» **The problem**
Wherever a line below holds the word "number", copy that line.

» **Material provided**
━━━━━━━━━━
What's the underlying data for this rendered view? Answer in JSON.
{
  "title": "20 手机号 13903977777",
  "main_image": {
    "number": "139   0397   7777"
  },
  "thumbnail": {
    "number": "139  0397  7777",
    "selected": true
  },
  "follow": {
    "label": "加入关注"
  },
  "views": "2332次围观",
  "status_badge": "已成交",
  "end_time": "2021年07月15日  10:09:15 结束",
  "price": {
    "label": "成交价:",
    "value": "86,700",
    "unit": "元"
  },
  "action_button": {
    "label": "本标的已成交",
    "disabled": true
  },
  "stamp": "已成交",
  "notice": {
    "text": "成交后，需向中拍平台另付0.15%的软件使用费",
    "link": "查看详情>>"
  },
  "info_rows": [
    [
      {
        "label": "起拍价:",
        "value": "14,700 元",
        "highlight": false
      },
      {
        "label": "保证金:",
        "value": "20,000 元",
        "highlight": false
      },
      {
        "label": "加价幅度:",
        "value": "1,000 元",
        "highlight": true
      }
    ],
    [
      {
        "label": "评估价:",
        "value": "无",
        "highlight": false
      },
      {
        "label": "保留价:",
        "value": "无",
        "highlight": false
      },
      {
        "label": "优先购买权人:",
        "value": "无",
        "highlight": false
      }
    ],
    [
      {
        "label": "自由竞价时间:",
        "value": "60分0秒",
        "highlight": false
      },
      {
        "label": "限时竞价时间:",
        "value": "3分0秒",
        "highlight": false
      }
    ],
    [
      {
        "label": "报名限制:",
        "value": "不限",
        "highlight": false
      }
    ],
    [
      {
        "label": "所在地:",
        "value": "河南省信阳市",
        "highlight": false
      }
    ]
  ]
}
━━━━━━━━━━
» **Task answer**
    "number": "139   0397   7777"
    "number": "139  0397  7777",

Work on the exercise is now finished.